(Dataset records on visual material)
* start *

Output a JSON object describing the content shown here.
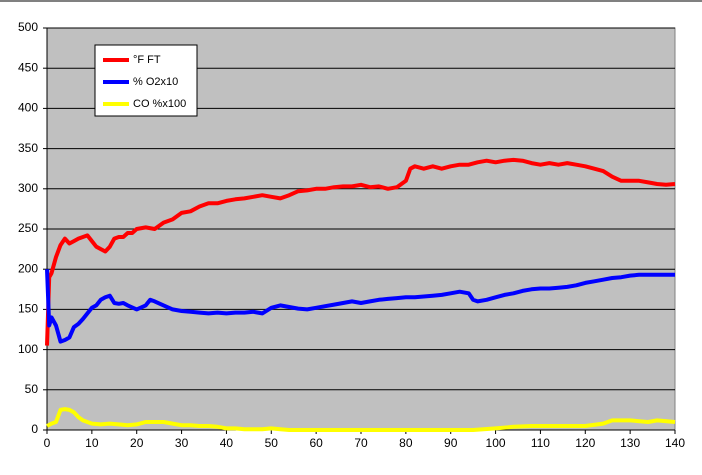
{
  "chart_data": {
    "type": "line",
    "xlim": [
      0,
      140
    ],
    "xticks": [
      0,
      10,
      20,
      30,
      40,
      50,
      60,
      70,
      80,
      90,
      100,
      110,
      120,
      130,
      140
    ],
    "ylim": [
      0,
      500
    ],
    "yticks": [
      0,
      50,
      100,
      150,
      200,
      250,
      300,
      350,
      400,
      450,
      500
    ],
    "grid": true,
    "legend": "top-left",
    "background": "#c0c0c0",
    "series": [
      {
        "name": "°F FT",
        "color": "#ff0000",
        "x": [
          0,
          0.5,
          1,
          2,
          3,
          4,
          5,
          6,
          7,
          8,
          9,
          10,
          11,
          12,
          13,
          14,
          15,
          16,
          17,
          18,
          19,
          20,
          22,
          24,
          26,
          28,
          30,
          32,
          34,
          36,
          38,
          40,
          42,
          44,
          46,
          48,
          50,
          52,
          54,
          56,
          58,
          60,
          62,
          64,
          66,
          68,
          70,
          72,
          74,
          76,
          78,
          80,
          81,
          82,
          84,
          86,
          88,
          90,
          92,
          94,
          96,
          98,
          100,
          102,
          104,
          106,
          108,
          110,
          112,
          114,
          116,
          118,
          120,
          122,
          124,
          126,
          128,
          130,
          132,
          134,
          136,
          138,
          140
        ],
        "values": [
          105,
          190,
          195,
          215,
          230,
          238,
          232,
          235,
          238,
          240,
          242,
          235,
          228,
          225,
          222,
          228,
          238,
          240,
          240,
          245,
          245,
          250,
          252,
          250,
          258,
          262,
          270,
          272,
          278,
          282,
          282,
          285,
          287,
          288,
          290,
          292,
          290,
          288,
          292,
          297,
          298,
          300,
          300,
          302,
          303,
          303,
          305,
          302,
          303,
          300,
          302,
          310,
          325,
          328,
          325,
          328,
          325,
          328,
          330,
          330,
          333,
          335,
          333,
          335,
          336,
          335,
          332,
          330,
          332,
          330,
          332,
          330,
          328,
          325,
          322,
          315,
          310,
          310,
          310,
          308,
          306,
          305,
          306
        ]
      },
      {
        "name": "% O2x10",
        "color": "#0000ff",
        "x": [
          0,
          0.5,
          1,
          2,
          3,
          4,
          5,
          6,
          7,
          8,
          9,
          10,
          11,
          12,
          13,
          14,
          15,
          16,
          17,
          18,
          20,
          22,
          23,
          24,
          26,
          28,
          30,
          32,
          34,
          36,
          38,
          40,
          42,
          44,
          46,
          48,
          50,
          52,
          54,
          56,
          58,
          60,
          62,
          64,
          66,
          68,
          70,
          72,
          74,
          76,
          78,
          80,
          82,
          84,
          86,
          88,
          90,
          92,
          94,
          95,
          96,
          98,
          100,
          102,
          104,
          106,
          108,
          110,
          112,
          114,
          116,
          118,
          120,
          122,
          124,
          126,
          128,
          130,
          132,
          134,
          136,
          138,
          140
        ],
        "values": [
          200,
          130,
          140,
          130,
          110,
          112,
          115,
          128,
          132,
          138,
          145,
          152,
          155,
          162,
          165,
          167,
          158,
          157,
          158,
          155,
          150,
          155,
          162,
          160,
          155,
          150,
          148,
          147,
          146,
          145,
          146,
          145,
          146,
          146,
          147,
          145,
          152,
          155,
          153,
          151,
          150,
          152,
          154,
          156,
          158,
          160,
          158,
          160,
          162,
          163,
          164,
          165,
          165,
          166,
          167,
          168,
          170,
          172,
          170,
          162,
          160,
          162,
          165,
          168,
          170,
          173,
          175,
          176,
          176,
          177,
          178,
          180,
          183,
          185,
          187,
          189,
          190,
          192,
          193,
          193,
          193,
          193,
          193
        ]
      },
      {
        "name": "CO %x100",
        "color": "#ffff00",
        "x": [
          0,
          1,
          2,
          3,
          4,
          5,
          6,
          7,
          8,
          10,
          12,
          14,
          16,
          18,
          20,
          22,
          24,
          26,
          28,
          30,
          32,
          34,
          36,
          38,
          40,
          42,
          44,
          46,
          48,
          50,
          52,
          54,
          56,
          60,
          70,
          80,
          90,
          95,
          100,
          104,
          108,
          112,
          116,
          120,
          124,
          126,
          130,
          134,
          136,
          140
        ],
        "values": [
          5,
          8,
          10,
          25,
          26,
          25,
          22,
          16,
          12,
          8,
          7,
          8,
          7,
          6,
          7,
          10,
          10,
          10,
          8,
          6,
          6,
          5,
          5,
          4,
          2,
          2,
          1,
          1,
          1,
          2,
          1,
          0,
          0,
          0,
          0,
          0,
          0,
          0,
          2,
          4,
          5,
          5,
          5,
          5,
          8,
          12,
          12,
          10,
          12,
          10
        ]
      }
    ]
  }
}
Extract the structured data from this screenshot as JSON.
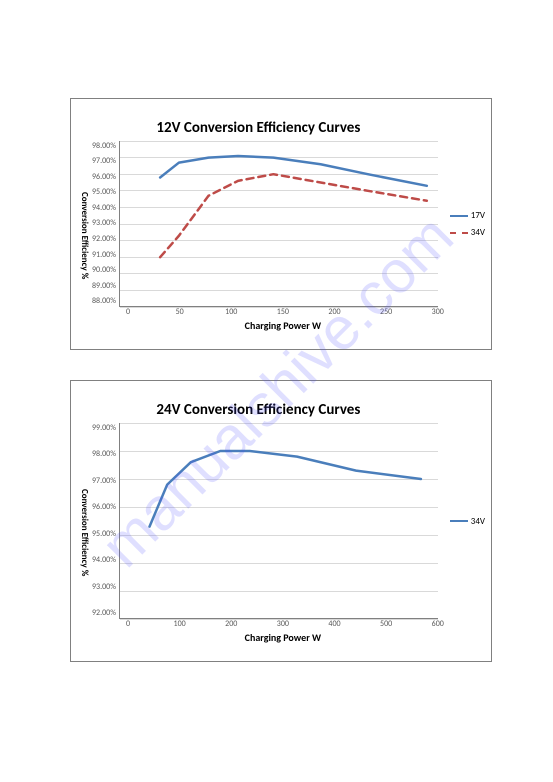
{
  "watermark_text": "manualshive.com",
  "chart1": {
    "type": "line",
    "title": "12V Conversion Efficiency Curves",
    "ylabel": "Conversion Efficiency %",
    "xlabel": "Charging Power W",
    "xlim": [
      0,
      300
    ],
    "xtick_step": 50,
    "xticks": [
      "0",
      "50",
      "100",
      "150",
      "200",
      "250",
      "300"
    ],
    "ylim": [
      88.0,
      98.0
    ],
    "ytick_step": 1.0,
    "yticks": [
      "98.00%",
      "97.00%",
      "96.00%",
      "95.00%",
      "94.00%",
      "93.00%",
      "92.00%",
      "91.00%",
      "90.00%",
      "89.00%",
      "88.00%"
    ],
    "grid_color": "#d9d9d9",
    "background_color": "#ffffff",
    "axis_color": "#808080",
    "tick_font_color": "#595959",
    "tick_fontsize": 8,
    "title_fontsize": 15,
    "label_fontsize": 10,
    "series": [
      {
        "name": "17V",
        "color": "#4a7ebb",
        "line_style": "solid",
        "line_width": 2.5,
        "x": [
          34,
          50,
          75,
          100,
          130,
          170,
          210,
          260
        ],
        "y": [
          95.8,
          96.7,
          97.0,
          97.1,
          97.0,
          96.6,
          96.0,
          95.3
        ]
      },
      {
        "name": "34V",
        "color": "#be4b48",
        "line_style": "dashed",
        "line_width": 2.5,
        "x": [
          34,
          50,
          75,
          100,
          130,
          170,
          210,
          260
        ],
        "y": [
          91.0,
          92.3,
          94.7,
          95.6,
          96.0,
          95.5,
          95.0,
          94.4
        ]
      }
    ]
  },
  "chart2": {
    "type": "line",
    "title": "24V Conversion Efficiency Curves",
    "ylabel": "Conversion Efficiency %",
    "xlabel": "Charging Power W",
    "xlim": [
      0,
      600
    ],
    "xtick_step": 100,
    "xticks": [
      "0",
      "100",
      "200",
      "300",
      "400",
      "500",
      "600"
    ],
    "ylim": [
      92.0,
      99.0
    ],
    "ytick_step": 1.0,
    "yticks": [
      "99.00%",
      "98.00%",
      "97.00%",
      "96.00%",
      "95.00%",
      "94.00%",
      "93.00%",
      "92.00%"
    ],
    "grid_color": "#d9d9d9",
    "background_color": "#ffffff",
    "axis_color": "#808080",
    "tick_font_color": "#595959",
    "tick_fontsize": 8,
    "title_fontsize": 15,
    "label_fontsize": 10,
    "series": [
      {
        "name": "34V",
        "color": "#4a7ebb",
        "line_style": "solid",
        "line_width": 2.5,
        "x": [
          50,
          80,
          120,
          170,
          220,
          300,
          400,
          510
        ],
        "y": [
          95.3,
          96.8,
          97.6,
          98.0,
          98.0,
          97.8,
          97.3,
          97.0
        ]
      }
    ]
  }
}
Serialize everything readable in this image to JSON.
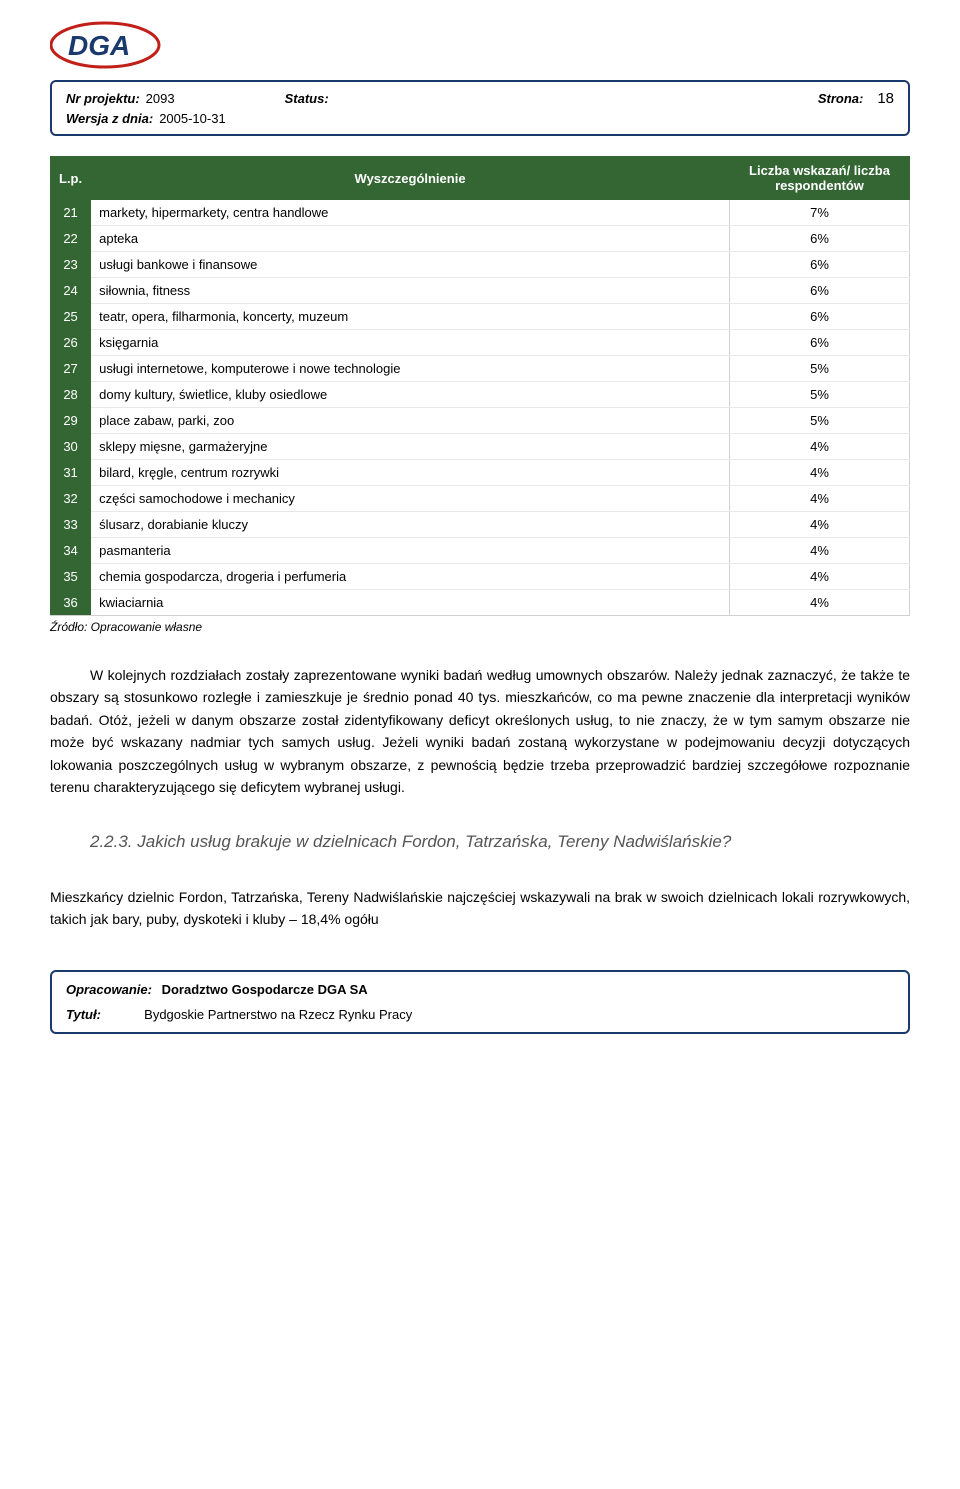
{
  "logo": {
    "text": "DGA",
    "main_color": "#1a3a6e",
    "accent_color": "#c02018"
  },
  "meta": {
    "labels": {
      "project_no": "Nr projektu:",
      "status": "Status:",
      "page": "Strona:",
      "version_date": "Wersja z dnia:"
    },
    "project_no": "2093",
    "status": "",
    "page_no": "18",
    "version_date": "2005-10-31"
  },
  "table": {
    "headers": {
      "lp": "L.p.",
      "name": "Wyszczególnienie",
      "value": "Liczba wskazań/ liczba respondentów"
    },
    "col_widths_pct": [
      6,
      73,
      21
    ],
    "header_bg": "#336633",
    "header_fg": "#ffffff",
    "cell_border": "#d0d0d0",
    "rows": [
      {
        "lp": "21",
        "name": "markety, hipermarkety, centra handlowe",
        "value": "7%"
      },
      {
        "lp": "22",
        "name": "apteka",
        "value": "6%"
      },
      {
        "lp": "23",
        "name": "usługi bankowe i finansowe",
        "value": "6%"
      },
      {
        "lp": "24",
        "name": "siłownia, fitness",
        "value": "6%"
      },
      {
        "lp": "25",
        "name": "teatr, opera, filharmonia, koncerty, muzeum",
        "value": "6%"
      },
      {
        "lp": "26",
        "name": "księgarnia",
        "value": "6%"
      },
      {
        "lp": "27",
        "name": "usługi internetowe, komputerowe i nowe technologie",
        "value": "5%"
      },
      {
        "lp": "28",
        "name": "domy kultury, świetlice, kluby osiedlowe",
        "value": "5%"
      },
      {
        "lp": "29",
        "name": "place zabaw, parki, zoo",
        "value": "5%"
      },
      {
        "lp": "30",
        "name": "sklepy mięsne, garmażeryjne",
        "value": "4%"
      },
      {
        "lp": "31",
        "name": "bilard, kręgle, centrum rozrywki",
        "value": "4%"
      },
      {
        "lp": "32",
        "name": "części samochodowe i mechanicy",
        "value": "4%"
      },
      {
        "lp": "33",
        "name": "ślusarz, dorabianie kluczy",
        "value": "4%"
      },
      {
        "lp": "34",
        "name": "pasmanteria",
        "value": "4%"
      },
      {
        "lp": "35",
        "name": "chemia gospodarcza, drogeria i perfumeria",
        "value": "4%"
      },
      {
        "lp": "36",
        "name": "kwiaciarnia",
        "value": "4%"
      }
    ]
  },
  "source_note": "Źródło: Opracowanie własne",
  "paragraph1": "W kolejnych rozdziałach zostały zaprezentowane wyniki badań według umownych obszarów. Należy jednak zaznaczyć, że także te obszary są stosunkowo rozległe i zamieszkuje je średnio ponad 40 tys. mieszkańców, co ma pewne znaczenie dla interpretacji wyników badań. Otóż, jeżeli w danym obszarze został zidentyfikowany deficyt określonych usług, to nie znaczy, że w tym samym obszarze nie może być wskazany nadmiar tych samych usług. Jeżeli wyniki badań zostaną wykorzystane w podejmowaniu decyzji dotyczących lokowania poszczególnych usług w wybranym obszarze, z pewnością będzie trzeba przeprowadzić bardziej szczegółowe rozpoznanie terenu charakteryzującego się deficytem wybranej usługi.",
  "section_heading": "2.2.3. Jakich usług brakuje w dzielnicach Fordon, Tatrzańska, Tereny Nadwiślańskie?",
  "paragraph2": "Mieszkańcy dzielnic Fordon, Tatrzańska, Tereny Nadwiślańskie najczęściej wskazywali na brak w swoich dzielnicach lokali rozrywkowych, takich jak bary, puby, dyskoteki i kluby – 18,4% ogółu",
  "footer": {
    "labels": {
      "opracowanie": "Opracowanie:",
      "tytul": "Tytuł:"
    },
    "opracowanie": "Doradztwo Gospodarcze DGA SA",
    "tytul": "Bydgoskie Partnerstwo na Rzecz Rynku Pracy"
  },
  "typography": {
    "body_font_family": "Verdana, Tahoma, Arial, sans-serif",
    "body_fontsize_pt": 10.5,
    "table_fontsize_pt": 10,
    "heading_color": "#555555"
  }
}
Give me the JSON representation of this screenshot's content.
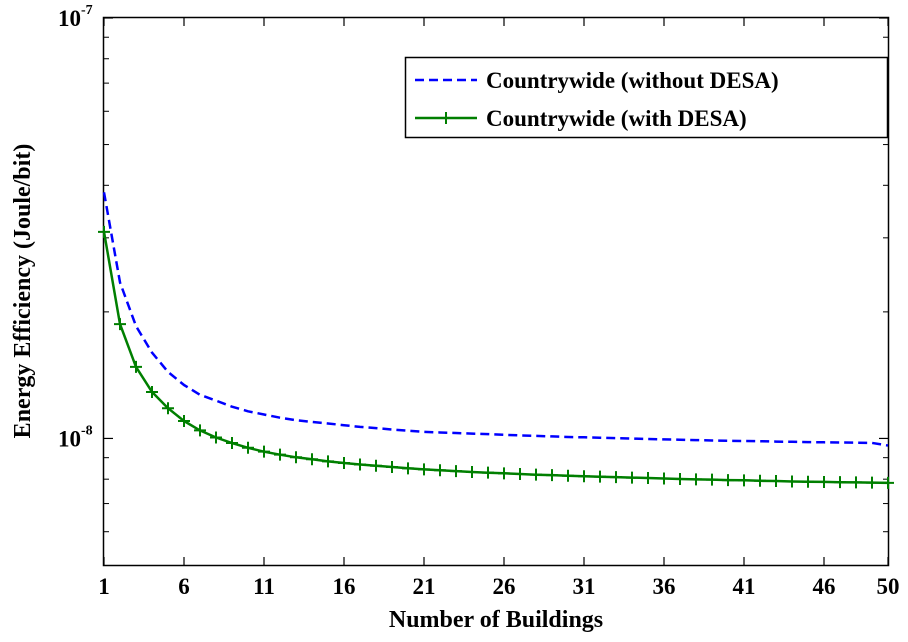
{
  "chart_data": {
    "type": "line",
    "xlabel": "Number of Buildings",
    "ylabel": "Energy Efficiency (Joule/bit)",
    "xlim": [
      1,
      50
    ],
    "ylim": [
      5e-09,
      1e-07
    ],
    "y_scale": "log",
    "grid": false,
    "legend_position": "top-right",
    "x_ticks": [
      1,
      6,
      11,
      16,
      21,
      26,
      31,
      36,
      41,
      46,
      50
    ],
    "x_tick_labels": [
      "1",
      "6",
      "11",
      "16",
      "21",
      "26",
      "31",
      "36",
      "41",
      "46",
      "50"
    ],
    "y_tick_labels": [
      {
        "value": 1e-08,
        "base": "10",
        "exponent": "-8"
      },
      {
        "value": 1e-07,
        "base": "10",
        "exponent": "-7"
      }
    ],
    "x": [
      1,
      2,
      3,
      4,
      5,
      6,
      7,
      8,
      9,
      10,
      11,
      12,
      13,
      14,
      15,
      16,
      17,
      18,
      19,
      20,
      21,
      22,
      23,
      24,
      25,
      26,
      27,
      28,
      29,
      30,
      31,
      32,
      33,
      34,
      35,
      36,
      37,
      38,
      39,
      40,
      41,
      42,
      43,
      44,
      45,
      46,
      47,
      48,
      49,
      50
    ],
    "series": [
      {
        "name": "Countrywide (without DESA)",
        "color": "#0000ff",
        "line_style": "dashed",
        "marker": "none",
        "values": [
          3.85e-08,
          2.35e-08,
          1.85e-08,
          1.6e-08,
          1.44e-08,
          1.34e-08,
          1.27e-08,
          1.23e-08,
          1.19e-08,
          1.16e-08,
          1.14e-08,
          1.12e-08,
          1.105e-08,
          1.095e-08,
          1.085e-08,
          1.075e-08,
          1.065e-08,
          1.058e-08,
          1.05e-08,
          1.043e-08,
          1.037e-08,
          1.033e-08,
          1.03e-08,
          1.027e-08,
          1.024e-08,
          1.02e-08,
          1.017e-08,
          1.014e-08,
          1.011e-08,
          1.008e-08,
          1.006e-08,
          1.004e-08,
          1.002e-08,
          9.99e-09,
          9.97e-09,
          9.95e-09,
          9.93e-09,
          9.91e-09,
          9.89e-09,
          9.87e-09,
          9.86e-09,
          9.85e-09,
          9.83e-09,
          9.82e-09,
          9.8e-09,
          9.79e-09,
          9.78e-09,
          9.77e-09,
          9.76e-09,
          9.62e-09
        ]
      },
      {
        "name": "Countrywide (with DESA)",
        "color": "#007f00",
        "line_style": "solid",
        "marker": "+",
        "values": [
          3.1e-08,
          1.87e-08,
          1.48e-08,
          1.29e-08,
          1.18e-08,
          1.1e-08,
          1.045e-08,
          1.005e-08,
          9.75e-09,
          9.5e-09,
          9.3e-09,
          9.15e-09,
          9.02e-09,
          8.92e-09,
          8.82e-09,
          8.74e-09,
          8.67e-09,
          8.61e-09,
          8.55e-09,
          8.49e-09,
          8.44e-09,
          8.4e-09,
          8.36e-09,
          8.32e-09,
          8.29e-09,
          8.26e-09,
          8.23e-09,
          8.2e-09,
          8.18e-09,
          8.15e-09,
          8.13e-09,
          8.11e-09,
          8.09e-09,
          8.07e-09,
          8.05e-09,
          8.03e-09,
          8.01e-09,
          7.99e-09,
          7.98e-09,
          7.96e-09,
          7.95e-09,
          7.93e-09,
          7.92e-09,
          7.9e-09,
          7.89e-09,
          7.88e-09,
          7.87e-09,
          7.86e-09,
          7.85e-09,
          7.84e-09
        ]
      }
    ]
  }
}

* end *

*AIM*. Collect from the data above every line that includes "screenshot".

*TASK RESULT*.
Extract the structured data from this screenshot as JSON.
Give me the JSON representation of this screenshot's content.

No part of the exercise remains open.